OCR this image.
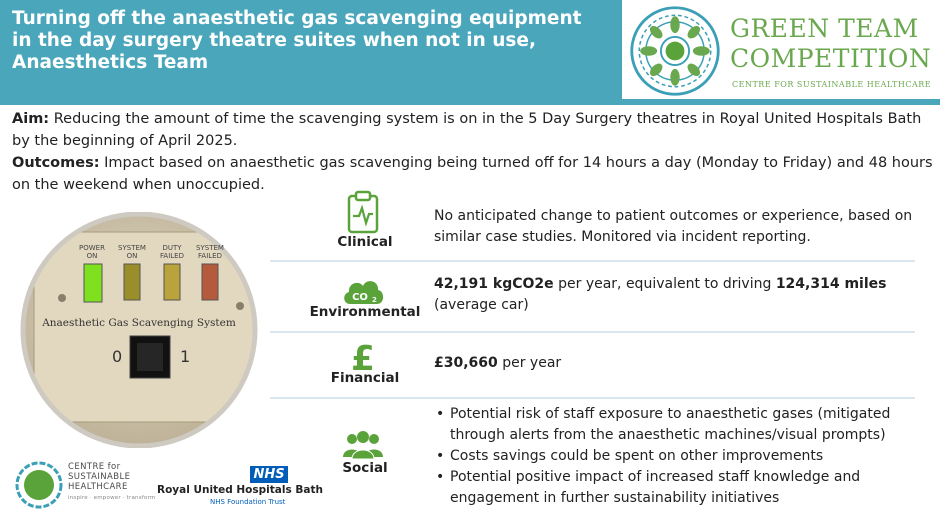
Turning off the anaesthetic gas scavenging equipment
in the day surgery theatre suites when not in use,
Anaesthetics Team
GREEN TEAM
COMPETITION
CENTRE FOR SUSTAINABLE HEALTHCARE
Aim: Reducing the amount of time the scavenging system is on in the 5 Day Surgery theatres in Royal United Hospitals Bath by the beginning of April 2025.
Outcomes: Impact based on anaesthetic gas scavenging being turned off for 14 hours a day (Monday to Friday) and 48 hours on the weekend when unoccupied.
POWER
ON
SYSTEM
ON
DUTY
FAILED
SYSTEM
FAILED
Anaesthetic Gas Scavenging System
0	1
Clinical
No anticipated change to patient outcomes or experience, based on similar case studies. Monitored via incident reporting.
CO 2
Environmental
42,191 kgCO2e per year, equivalent to driving 124,314 miles (average car)
£
Financial
£30,660 per year
Social
• Potential risk of staff exposure to anaesthetic gases (mitigated through alerts from the anaesthetic machines/visual prompts)
• Costs savings could be spent on other improvements
• Potential positive impact of increased staff knowledge and engagement in further sustainability initiatives
CENTRE for
SUSTAINABLE
HEALTHCARE
inspire · empower · transform
NHS
Royal United Hospitals Bath
NHS Foundation Trust
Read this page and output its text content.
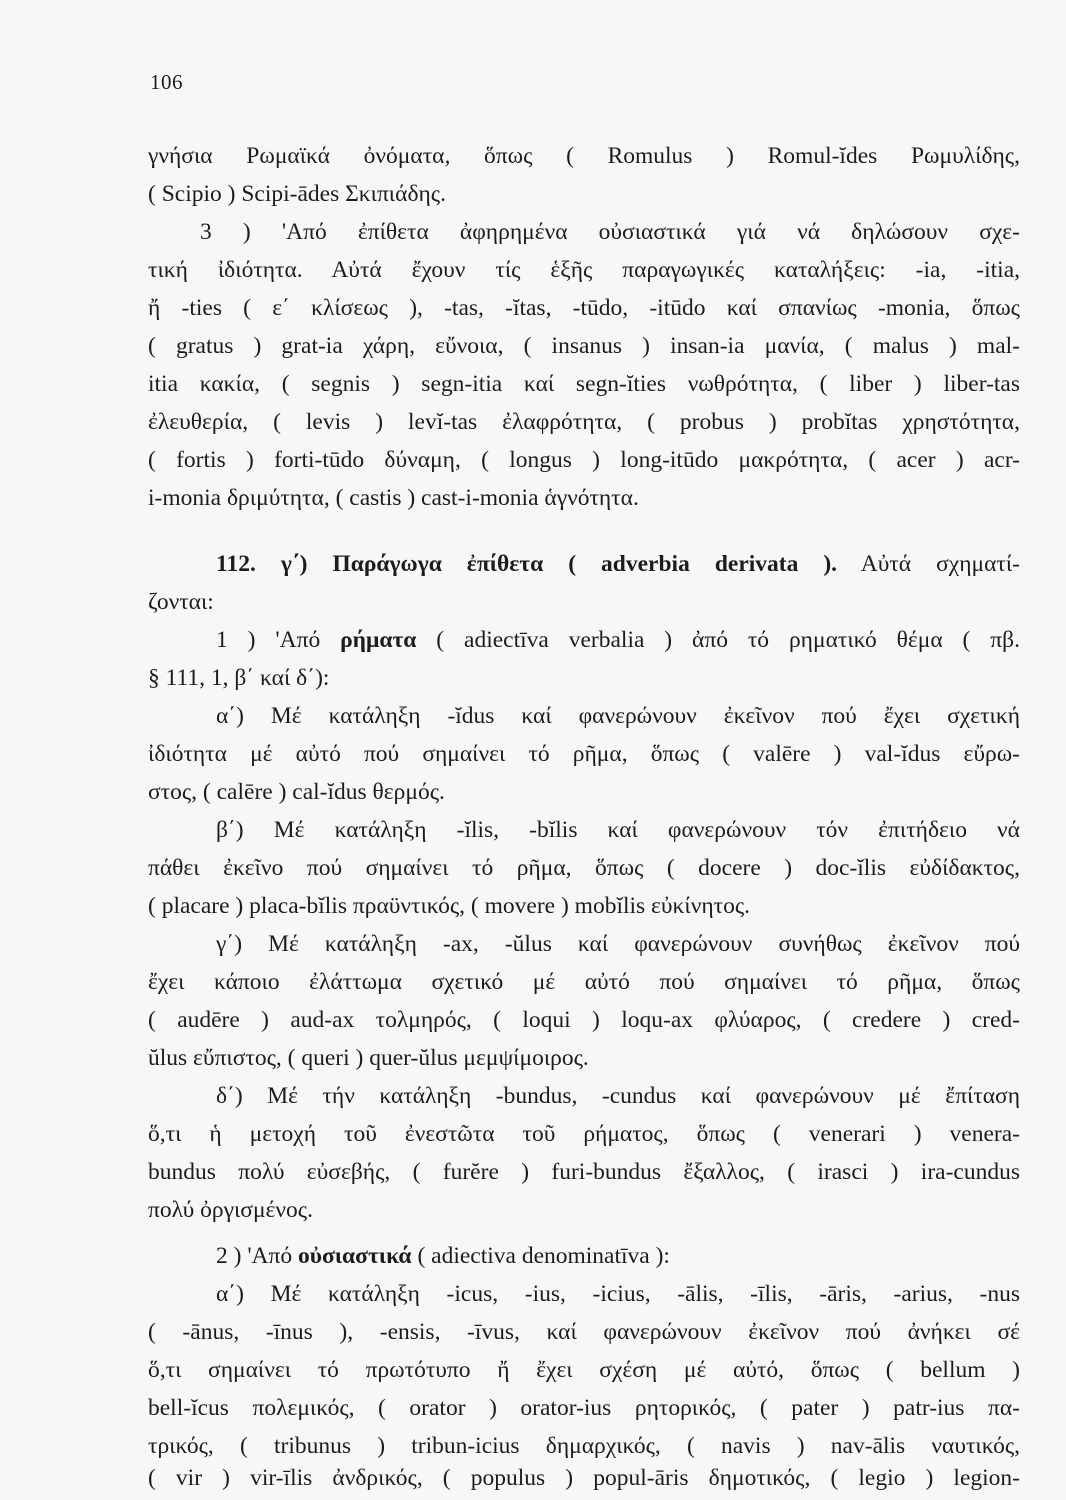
106
γνήσια Ρωμαϊκά ὀνόματα, ὅπως ( Romulus ) Romul-ĭdes Ρωμυλίδης,
( Scipio ) Scipi-ādes Σκιπιάδης.
3 ) 'Από ἐπίθετα ἀφηρημένα οὐσιαστικά γιά νά δηλώσουν σχε-
τική ἰδιότητα. Αὐτά ἔχουν τίς ἑξῆς παραγωγικές καταλήξεις: -ia, -itia,
ἤ -ties ( ε΄ κλίσεως ), -tas, -ĭtas, -tūdo, -itūdo καί σπανίως -monia, ὅπως
( gratus ) grat-ia χάρη, εὔνοια, ( insanus ) insan-ia μανία, ( malus ) mal-
itia κακία, ( segnis ) segn-itia καί segn-ĭties νωθρότητα, ( liber ) liber-tas
ἐλευθερία, ( levis ) levĭ-tas ἐλαφρότητα, ( probus ) probĭtas χρηστότητα,
( fortis ) forti-tūdo δύναμη, ( longus ) long-itūdo μακρότητα, ( acer ) acr-
i-monia δριμύτητα, ( castis ) cast-i-monia ἁγνότητα.
112. γ΄) Παράγωγα ἐπίθετα ( adverbia derivata ). Αὐτά σχηματί-
ζονται:
1 ) 'Από ρήματα ( adiectīva verbalia ) ἀπό τό ρηματικό θέμα ( πβ.
§ 111, 1, β΄ καί δ΄):
α΄) Μέ κατάληξη -ĭdus καί φανερώνουν ἐκεῖνον πού ἔχει σχετική
ἰδιότητα μέ αὐτό πού σημαίνει τό ρῆμα, ὅπως ( valēre ) val-ĭdus εὔρω-
στος, ( calēre ) cal-ĭdus θερμός.
β΄) Μέ κατάληξη -ĭlis, -bĭlis καί φανερώνουν τόν ἐπιτήδειο νά
πάθει ἐκεῖνο πού σημαίνει τό ρῆμα, ὅπως ( docere ) doc-ĭlis εὐδίδακτος,
( placare ) placa-bĭlis πραϋντικός, ( movere ) mobĭlis εὐκίνητος.
γ΄) Μέ κατάληξη -ax, -ŭlus καί φανερώνουν συνήθως ἐκεῖνον πού
ἔχει κάποιο ἐλάττωμα σχετικό μέ αὐτό πού σημαίνει τό ρῆμα, ὅπως
( audēre ) aud-ax τολμηρός, ( loqui ) loqu-ax φλύαρος, ( credere ) cred-
ŭlus εὔπιστος, ( queri ) quer-ŭlus μεμψίμοιρος.
δ΄) Μέ τήν κατάληξη -bundus, -cundus καί φανερώνουν μέ ἔπίταση
ὅ,τι ἡ μετοχή τοῦ ἐνεστῶτα τοῦ ρήματος, ὅπως ( venerari ) venera-
bundus πολύ εὐσεβής, ( furĕre ) furi-bundus ἔξαλλος, ( irasci ) ira-cundus
πολύ ὀργισμένος.
2 ) 'Από οὐσιαστικά ( adiectiva denominatīva ):
α΄) Μέ κατάληξη -icus, -ius, -icius, -ālis, -īlis, -āris, -arius, -nus
( -ānus, -īnus ), -ensis, -īvus, καί φανερώνουν ἐκεῖνον πού ἀνήκει σέ
ὅ,τι σημαίνει τό πρωτότυπο ἤ ἔχει σχέση μέ αὐτό, ὅπως ( bellum )
bell-ĭcus πολεμικός, ( orator ) orator-ius ρητορικός, ( pater ) patr-ius πα-
τρικός, ( tribunus ) tribun-icius δημαρχικός, ( navis ) nav-ālis ναυτικός,
( vir ) vir-īlis ἀνδρικός, ( populus ) popul-āris δημοτικός, ( legio ) legion-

[THE TASK] Pictures are to be left out; all else in the entries above is to be quoted exactly.

[FINISHED TASK]
OCR this image.
Turning off the anaesthetic gas scavenging equipment
in the day surgery theatre suites when not in use,
Anaesthetics Team
GREEN TEAM
COMPETITION
CENTRE FOR SUSTAINABLE HEALTHCARE
Aim: Reducing the amount of time the scavenging system is on in the 5 Day Surgery theatres in Royal United Hospitals Bath by the beginning of April 2025.
Outcomes: Impact based on anaesthetic gas scavenging being turned off for 14 hours a day (Monday to Friday) and 48 hours on the weekend when unoccupied.
POWER
ON
SYSTEM
ON
DUTY
FAILED
SYSTEM
FAILED
Anaesthetic Gas Scavenging System
0	1
Clinical
No anticipated change to patient outcomes or experience, based on similar case studies. Monitored via incident reporting.
CO 2
Environmental
42,191 kgCO2e per year, equivalent to driving 124,314 miles (average car)
£
Financial
£30,660 per year
Social
• Potential risk of staff exposure to anaesthetic gases (mitigated through alerts from the anaesthetic machines/visual prompts)
• Costs savings could be spent on other improvements
• Potential positive impact of increased staff knowledge and engagement in further sustainability initiatives
CENTRE for
SUSTAINABLE
HEALTHCARE
inspire · empower · transform
NHS
Royal United Hospitals Bath
NHS Foundation Trust
Read this page and output its text content.
106
γνήσια Ρωμαϊκά ὀνόματα, ὅπως ( Romulus ) Romul-ĭdes Ρωμυλίδης,
( Scipio ) Scipi-ādes Σκιπιάδης.
3 ) 'Από ἐπίθετα ἀφηρημένα οὐσιαστικά γιά νά δηλώσουν σχε-
τική ἰδιότητα. Αὐτά ἔχουν τίς ἑξῆς παραγωγικές καταλήξεις: -ia, -itia,
ἤ -ties ( ε΄ κλίσεως ), -tas, -ĭtas, -tūdo, -itūdo καί σπανίως -monia, ὅπως
( gratus ) grat-ia χάρη, εὔνοια, ( insanus ) insan-ia μανία, ( malus ) mal-
itia κακία, ( segnis ) segn-itia καί segn-ĭties νωθρότητα, ( liber ) liber-tas
ἐλευθερία, ( levis ) levĭ-tas ἐλαφρότητα, ( probus ) probĭtas χρηστότητα,
( fortis ) forti-tūdo δύναμη, ( longus ) long-itūdo μακρότητα, ( acer ) acr-
i-monia δριμύτητα, ( castis ) cast-i-monia ἁγνότητα.
112. γ΄) Παράγωγα ἐπίθετα ( adverbia derivata ). Αὐτά σχηματί-
ζονται:
1 ) 'Από ρήματα ( adiectīva verbalia ) ἀπό τό ρηματικό θέμα ( πβ.
§ 111, 1, β΄ καί δ΄):
α΄) Μέ κατάληξη -ĭdus καί φανερώνουν ἐκεῖνον πού ἔχει σχετική
ἰδιότητα μέ αὐτό πού σημαίνει τό ρῆμα, ὅπως ( valēre ) val-ĭdus εὔρω-
στος, ( calēre ) cal-ĭdus θερμός.
β΄) Μέ κατάληξη -ĭlis, -bĭlis καί φανερώνουν τόν ἐπιτήδειο νά
πάθει ἐκεῖνο πού σημαίνει τό ρῆμα, ὅπως ( docere ) doc-ĭlis εὐδίδακτος,
( placare ) placa-bĭlis πραϋντικός, ( movere ) mobĭlis εὐκίνητος.
γ΄) Μέ κατάληξη -ax, -ŭlus καί φανερώνουν συνήθως ἐκεῖνον πού
ἔχει κάποιο ἐλάττωμα σχετικό μέ αὐτό πού σημαίνει τό ρῆμα, ὅπως
( audēre ) aud-ax τολμηρός, ( loqui ) loqu-ax φλύαρος, ( credere ) cred-
ŭlus εὔπιστος, ( queri ) quer-ŭlus μεμψίμοιρος.
δ΄) Μέ τήν κατάληξη -bundus, -cundus καί φανερώνουν μέ ἔπίταση
ὅ,τι ἡ μετοχή τοῦ ἐνεστῶτα τοῦ ρήματος, ὅπως ( venerari ) venera-
bundus πολύ εὐσεβής, ( furĕre ) furi-bundus ἔξαλλος, ( irasci ) ira-cundus
πολύ ὀργισμένος.
2 ) 'Από οὐσιαστικά ( adiectiva denominatīva ):
α΄) Μέ κατάληξη -icus, -ius, -icius, -ālis, -īlis, -āris, -arius, -nus
( -ānus, -īnus ), -ensis, -īvus, καί φανερώνουν ἐκεῖνον πού ἀνήκει σέ
ὅ,τι σημαίνει τό πρωτότυπο ἤ ἔχει σχέση μέ αὐτό, ὅπως ( bellum )
bell-ĭcus πολεμικός, ( orator ) orator-ius ρητορικός, ( pater ) patr-ius πα-
τρικός, ( tribunus ) tribun-icius δημαρχικός, ( navis ) nav-ālis ναυτικός,
( vir ) vir-īlis ἀνδρικός, ( populus ) popul-āris δημοτικός, ( legio ) legion-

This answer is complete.